**Records for the exercise**
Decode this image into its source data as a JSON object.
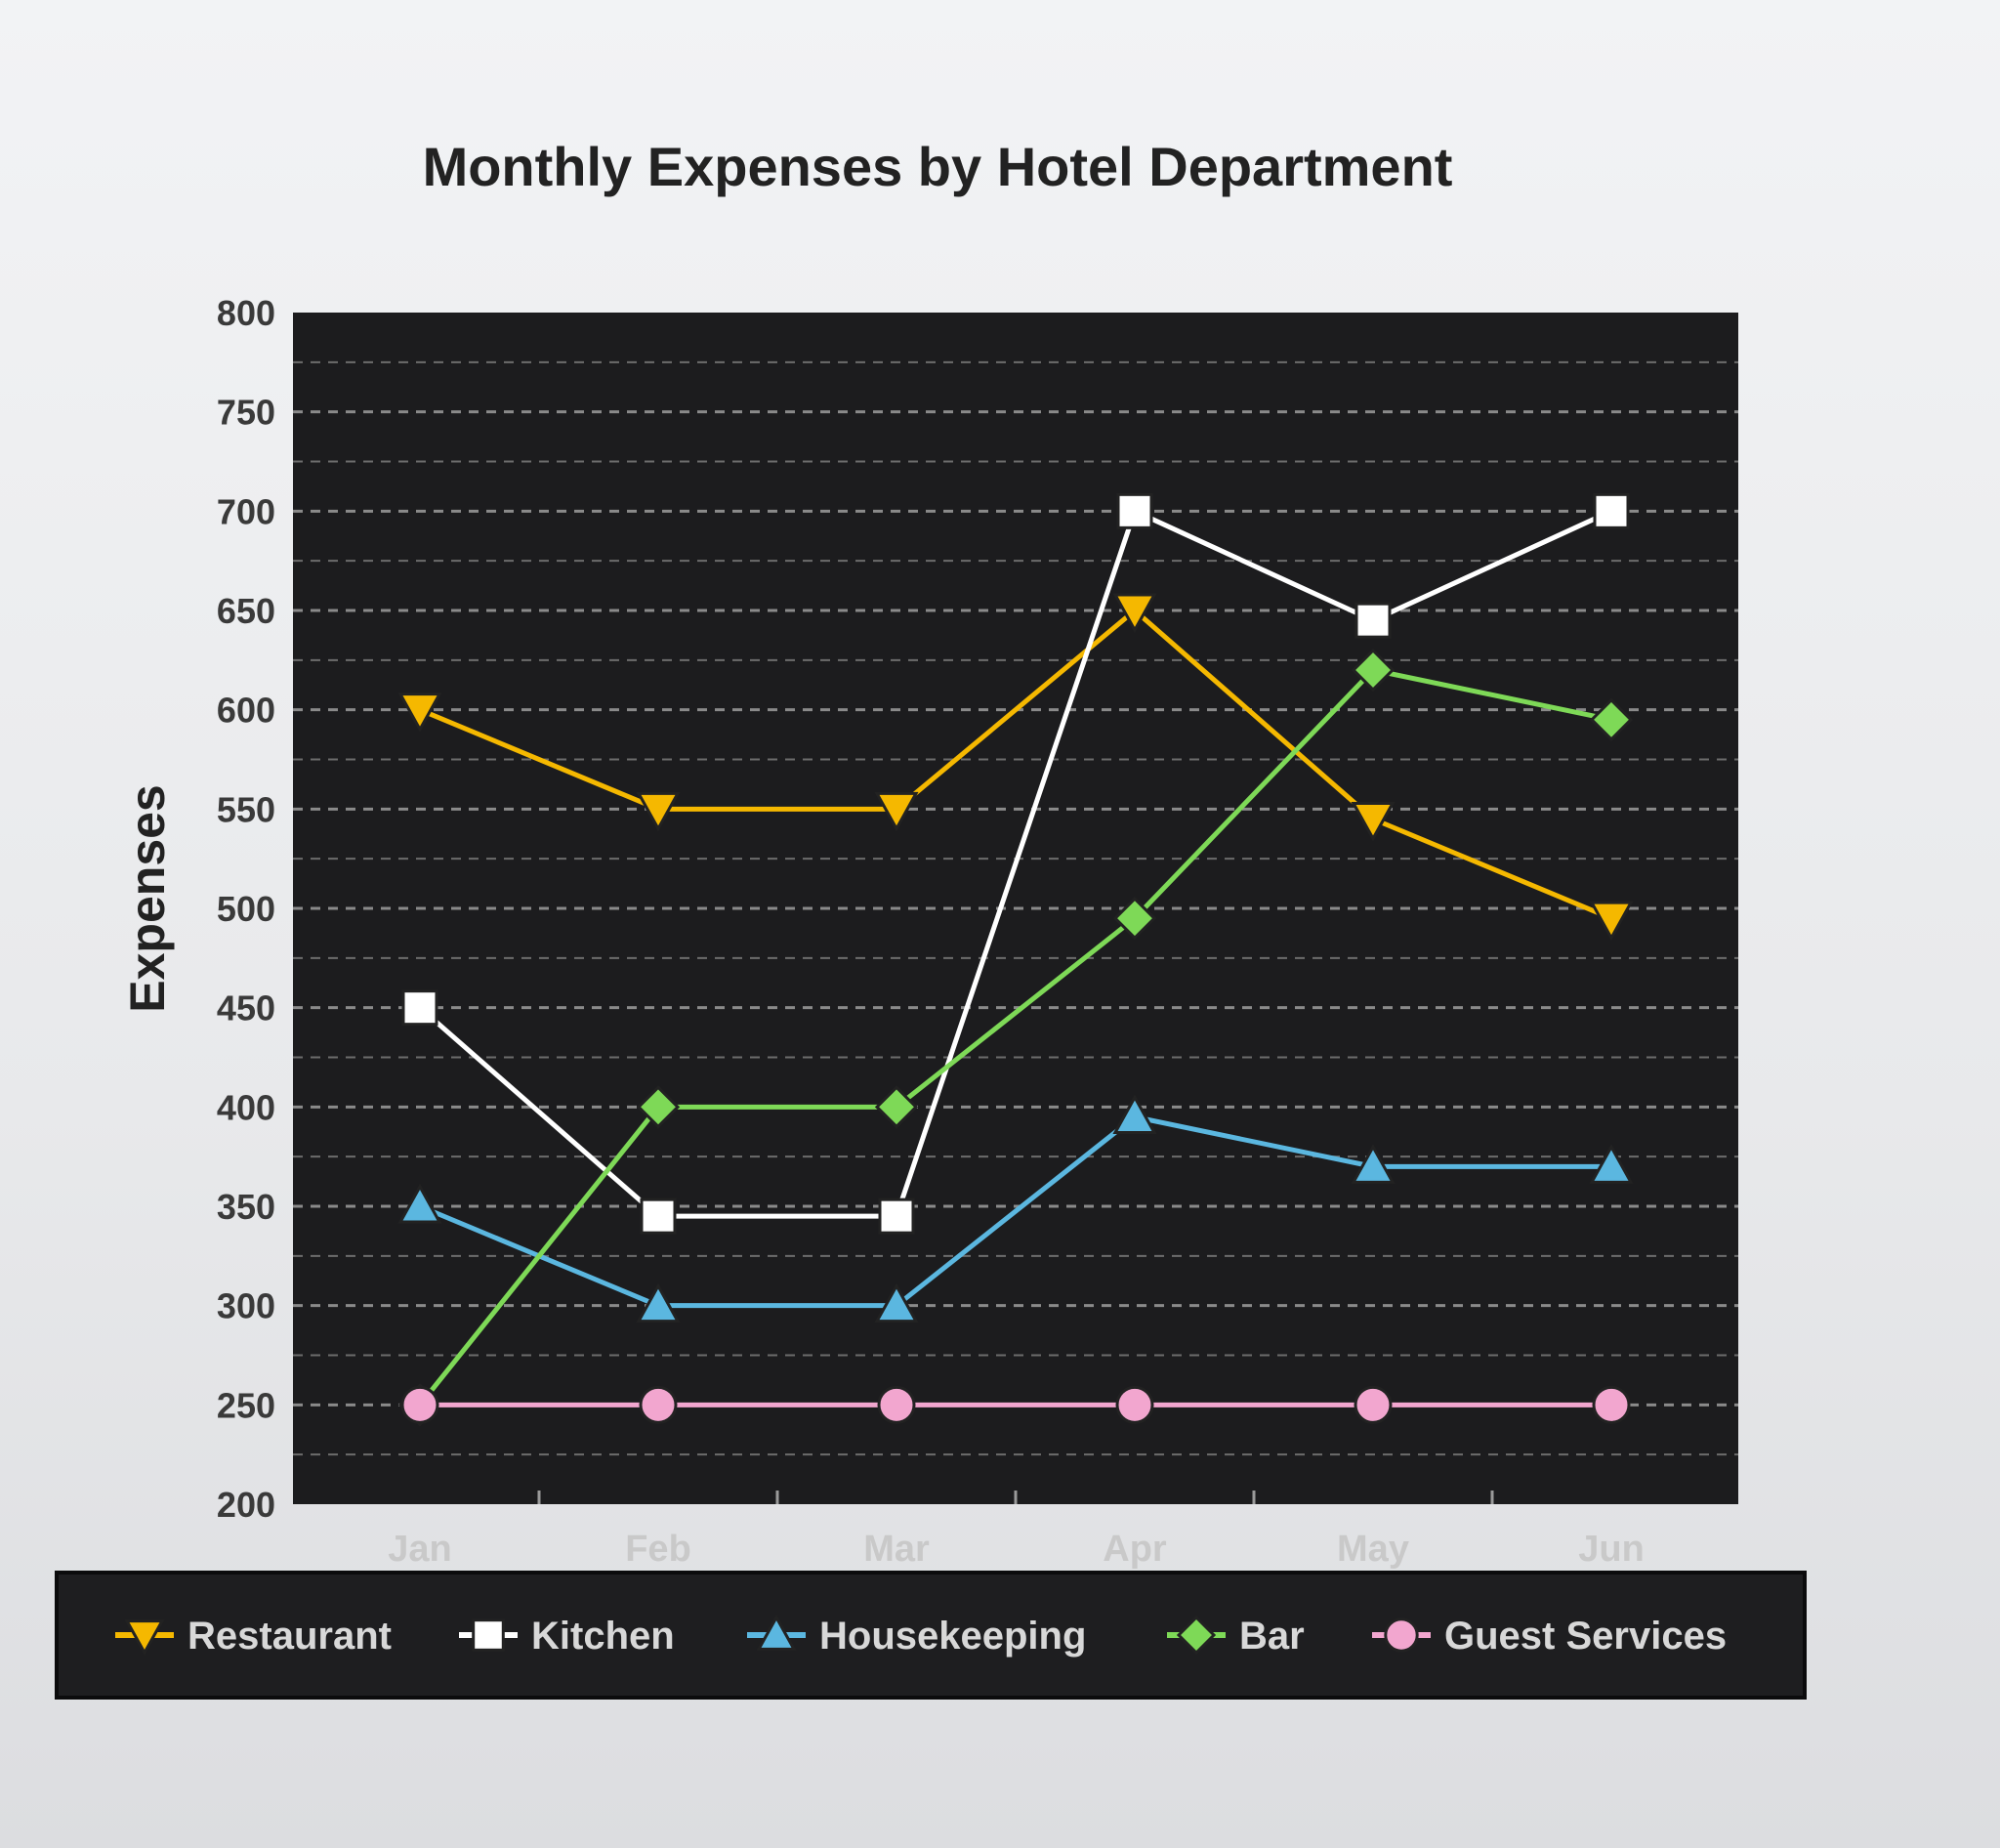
{
  "chart_data": {
    "type": "line",
    "title": "Monthly Expenses by Hotel Department",
    "xlabel": "",
    "ylabel": "Expenses",
    "categories": [
      "Jan",
      "Feb",
      "Mar",
      "Apr",
      "May",
      "Jun"
    ],
    "ylim": [
      200,
      800
    ],
    "yticks": [
      200,
      250,
      300,
      350,
      400,
      450,
      500,
      550,
      600,
      650,
      700,
      750,
      800
    ],
    "grid": true,
    "legend_position": "bottom",
    "plot_background": "#1c1c1e",
    "series": [
      {
        "name": "Restaurant",
        "values": [
          600,
          550,
          550,
          650,
          545,
          495
        ],
        "color": "#f5b800",
        "marker": "triangle-down"
      },
      {
        "name": "Kitchen",
        "values": [
          450,
          345,
          345,
          700,
          645,
          700
        ],
        "color": "#ffffff",
        "marker": "square"
      },
      {
        "name": "Housekeeping",
        "values": [
          350,
          300,
          300,
          395,
          370,
          370
        ],
        "color": "#5bb7e0",
        "marker": "triangle-up"
      },
      {
        "name": "Bar",
        "values": [
          250,
          400,
          400,
          495,
          620,
          595
        ],
        "color": "#7ed957",
        "marker": "diamond"
      },
      {
        "name": "Guest Services",
        "values": [
          250,
          250,
          250,
          250,
          250,
          250
        ],
        "color": "#f2a6cf",
        "marker": "circle"
      }
    ]
  }
}
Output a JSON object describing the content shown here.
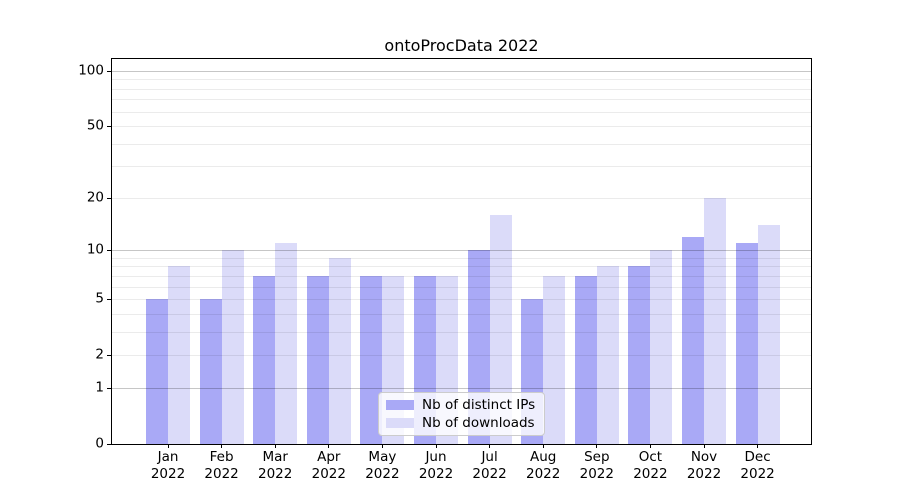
{
  "title": "ontoProcData 2022",
  "chart_data": {
    "type": "bar",
    "title": "ontoProcData 2022",
    "categories": [
      "Jan",
      "Feb",
      "Mar",
      "Apr",
      "May",
      "Jun",
      "Jul",
      "Aug",
      "Sep",
      "Oct",
      "Nov",
      "Dec"
    ],
    "category_year": "2022",
    "series": [
      {
        "name": "Nb of distinct IPs",
        "color": "#a9a9f6",
        "values": [
          5,
          5,
          7,
          7,
          7,
          7,
          10,
          5,
          7,
          8,
          12,
          11
        ]
      },
      {
        "name": "Nb of downloads",
        "color": "#dbdbf9",
        "values": [
          8,
          10,
          11,
          9,
          7,
          7,
          16,
          7,
          8,
          10,
          20,
          14
        ]
      }
    ],
    "yscale": "log1p",
    "ylim": [
      0,
      116
    ],
    "ytick_values": [
      0,
      1,
      2,
      5,
      10,
      20,
      50,
      100
    ],
    "major_gridline_values": [
      1,
      10,
      100
    ],
    "minor_gridline_values": [
      2,
      3,
      4,
      5,
      6,
      7,
      8,
      9,
      20,
      30,
      40,
      50,
      60,
      70,
      80,
      90
    ],
    "grid": true,
    "legend_position": "lower center"
  },
  "colors": {
    "bar_distinct_ips": "#a9a9f6",
    "bar_downloads": "#dbdbf9",
    "spine": "#000000",
    "major_grid": "#c6c6c6",
    "minor_grid": "#ebebeb",
    "legend_border": "#cccccc",
    "text": "#000000"
  }
}
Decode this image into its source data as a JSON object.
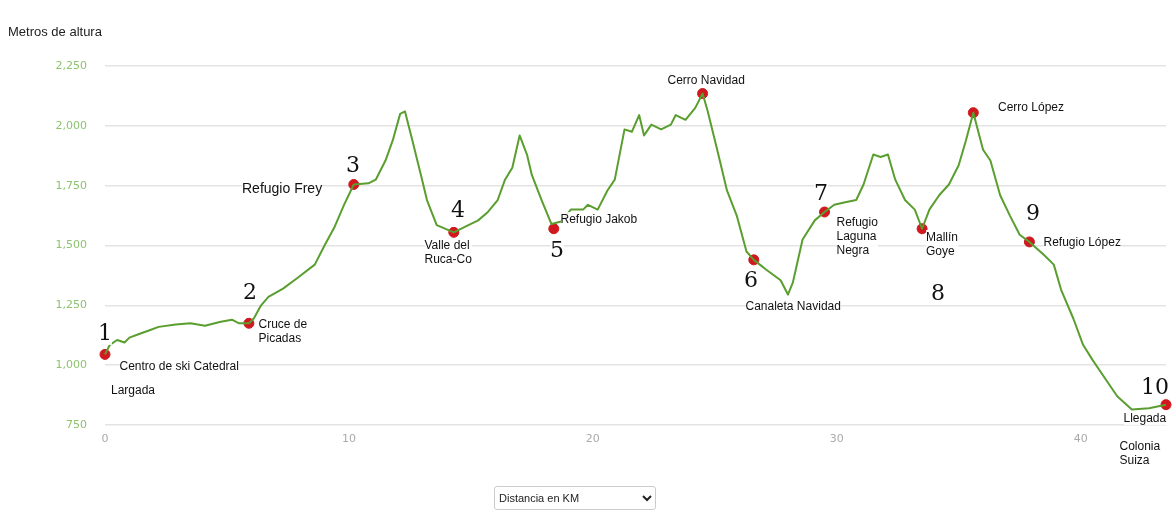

**Task prompt**
Gather each line from the entries above that includes the word "title".

**Worked solution**
    "title": "Monthly Expenses by Hotel Department",
  "title": "ontoProcData 2022",
    "title": "ontoProcData 2022",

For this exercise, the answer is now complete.